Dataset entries
>>>>

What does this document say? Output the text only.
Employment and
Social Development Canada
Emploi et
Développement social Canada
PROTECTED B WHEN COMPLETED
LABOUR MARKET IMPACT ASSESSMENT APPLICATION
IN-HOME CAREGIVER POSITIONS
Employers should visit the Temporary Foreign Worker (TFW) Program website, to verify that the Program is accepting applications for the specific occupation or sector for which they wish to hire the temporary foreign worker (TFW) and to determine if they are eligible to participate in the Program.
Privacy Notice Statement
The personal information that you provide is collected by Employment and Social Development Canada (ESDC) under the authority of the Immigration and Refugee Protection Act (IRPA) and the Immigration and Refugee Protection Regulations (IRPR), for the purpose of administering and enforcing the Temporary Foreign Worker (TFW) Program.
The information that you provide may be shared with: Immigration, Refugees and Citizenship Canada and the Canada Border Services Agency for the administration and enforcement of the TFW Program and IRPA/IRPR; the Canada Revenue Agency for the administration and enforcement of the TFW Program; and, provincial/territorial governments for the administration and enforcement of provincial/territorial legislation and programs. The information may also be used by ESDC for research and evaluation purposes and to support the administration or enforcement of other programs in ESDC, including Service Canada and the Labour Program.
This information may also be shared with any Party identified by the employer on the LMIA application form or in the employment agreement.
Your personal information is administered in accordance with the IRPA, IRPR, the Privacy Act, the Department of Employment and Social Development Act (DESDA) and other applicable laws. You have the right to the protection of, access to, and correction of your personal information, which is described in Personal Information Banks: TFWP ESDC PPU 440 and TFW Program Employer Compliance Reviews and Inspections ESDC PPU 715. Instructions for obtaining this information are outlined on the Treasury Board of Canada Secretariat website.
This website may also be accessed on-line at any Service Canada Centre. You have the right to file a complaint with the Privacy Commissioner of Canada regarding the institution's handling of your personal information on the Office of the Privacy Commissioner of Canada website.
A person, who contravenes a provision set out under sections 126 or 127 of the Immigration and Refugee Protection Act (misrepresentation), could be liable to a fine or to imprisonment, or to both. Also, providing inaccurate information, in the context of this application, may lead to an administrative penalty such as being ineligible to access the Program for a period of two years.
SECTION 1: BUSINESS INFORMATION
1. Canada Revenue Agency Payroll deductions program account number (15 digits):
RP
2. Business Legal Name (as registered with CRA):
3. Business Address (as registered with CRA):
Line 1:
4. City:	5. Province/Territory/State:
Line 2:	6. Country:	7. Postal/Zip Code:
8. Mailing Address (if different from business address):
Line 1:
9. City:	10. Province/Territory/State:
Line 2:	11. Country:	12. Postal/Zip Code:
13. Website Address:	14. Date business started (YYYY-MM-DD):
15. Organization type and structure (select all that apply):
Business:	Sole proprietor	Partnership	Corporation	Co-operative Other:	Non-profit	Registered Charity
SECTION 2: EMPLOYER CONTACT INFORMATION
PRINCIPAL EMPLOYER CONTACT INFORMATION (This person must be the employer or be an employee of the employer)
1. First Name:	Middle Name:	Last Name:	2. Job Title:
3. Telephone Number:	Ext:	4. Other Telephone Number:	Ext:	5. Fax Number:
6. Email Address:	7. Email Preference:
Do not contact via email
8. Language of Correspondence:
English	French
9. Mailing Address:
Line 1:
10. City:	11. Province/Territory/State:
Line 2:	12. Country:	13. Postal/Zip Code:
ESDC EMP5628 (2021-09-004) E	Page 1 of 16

<<<<

**EXERCISE DESCRIPTION:** Transcribe each entry exactly.

**TASK SOLUTION:**
What does this document say? Output the text only.
Employment and
Social Development Canada
Emploi et
Développement social Canada
PROTECTED B WHEN COMPLETED
LABOUR MARKET IMPACT ASSESSMENT APPLICATION
IN-HOME CAREGIVER POSITIONS
Employers should visit the Temporary Foreign Worker (TFW) Program website, to verify that the Program is accepting applications for the specific occupation or sector for which they wish to hire the temporary foreign worker (TFW) and to determine if they are eligible to participate in the Program.
Privacy Notice Statement
The personal information that you provide is collected by Employment and Social Development Canada (ESDC) under the authority of the Immigration and Refugee Protection Act (IRPA) and the Immigration and Refugee Protection Regulations (IRPR), for the purpose of administering and enforcing the Temporary Foreign Worker (TFW) Program.
The information that you provide may be shared with: Immigration, Refugees and Citizenship Canada and the Canada Border Services Agency for the administration and enforcement of the TFW Program and IRPA/IRPR; the Canada Revenue Agency for the administration and enforcement of the TFW Program; and, provincial/territorial governments for the administration and enforcement of provincial/territorial legislation and programs. The information may also be used by ESDC for research and evaluation purposes and to support the administration or enforcement of other programs in ESDC, including Service Canada and the Labour Program.
This information may also be shared with any Party identified by the employer on the LMIA application form or in the employment agreement.
Your personal information is administered in accordance with the IRPA, IRPR, the Privacy Act, the Department of Employment and Social Development Act (DESDA) and other applicable laws. You have the right to the protection of, access to, and correction of your personal information, which is described in Personal Information Banks: TFWP ESDC PPU 440 and TFW Program Employer Compliance Reviews and Inspections ESDC PPU 715. Instructions for obtaining this information are outlined on the Treasury Board of Canada Secretariat website.
This website may also be accessed on-line at any Service Canada Centre. You have the right to file a complaint with the Privacy Commissioner of Canada regarding the institution's handling of your personal information on the Office of the Privacy Commissioner of Canada website.
A person, who contravenes a provision set out under sections 126 or 127 of the Immigration and Refugee Protection Act (misrepresentation), could be liable to a fine or to imprisonment, or to both. Also, providing inaccurate information, in the context of this application, may lead to an administrative penalty such as being ineligible to access the Program for a period of two years.
SECTION 1: BUSINESS INFORMATION
1. Canada Revenue Agency Payroll deductions program account number (15 digits):
RP
2. Business Legal Name (as registered with CRA):
3. Business Address (as registered with CRA):
Line 1:
4. City:	5. Province/Territory/State:
Line 2:	6. Country:	7. Postal/Zip Code:
8. Mailing Address (if different from business address):
Line 1:
9. City:	10. Province/Territory/State:
Line 2:	11. Country:	12. Postal/Zip Code:
13. Website Address:	14. Date business started (YYYY-MM-DD):
15. Organization type and structure (select all that apply):
Business:	Sole proprietor	Partnership	Corporation	Co-operative Other:	Non-profit	Registered Charity
SECTION 2: EMPLOYER CONTACT INFORMATION
PRINCIPAL EMPLOYER CONTACT INFORMATION (This person must be the employer or be an employee of the employer)
1. First Name:	Middle Name:	Last Name:	2. Job Title:
3. Telephone Number:	Ext:	4. Other Telephone Number:	Ext:	5. Fax Number:
6. Email Address:	7. Email Preference:
Do not contact via email
8. Language of Correspondence:
English	French
9. Mailing Address:
Line 1:
10. City:	11. Province/Territory/State:
Line 2:	12. Country:	13. Postal/Zip Code:
ESDC EMP5628 (2021-09-004) E	Page 1 of 16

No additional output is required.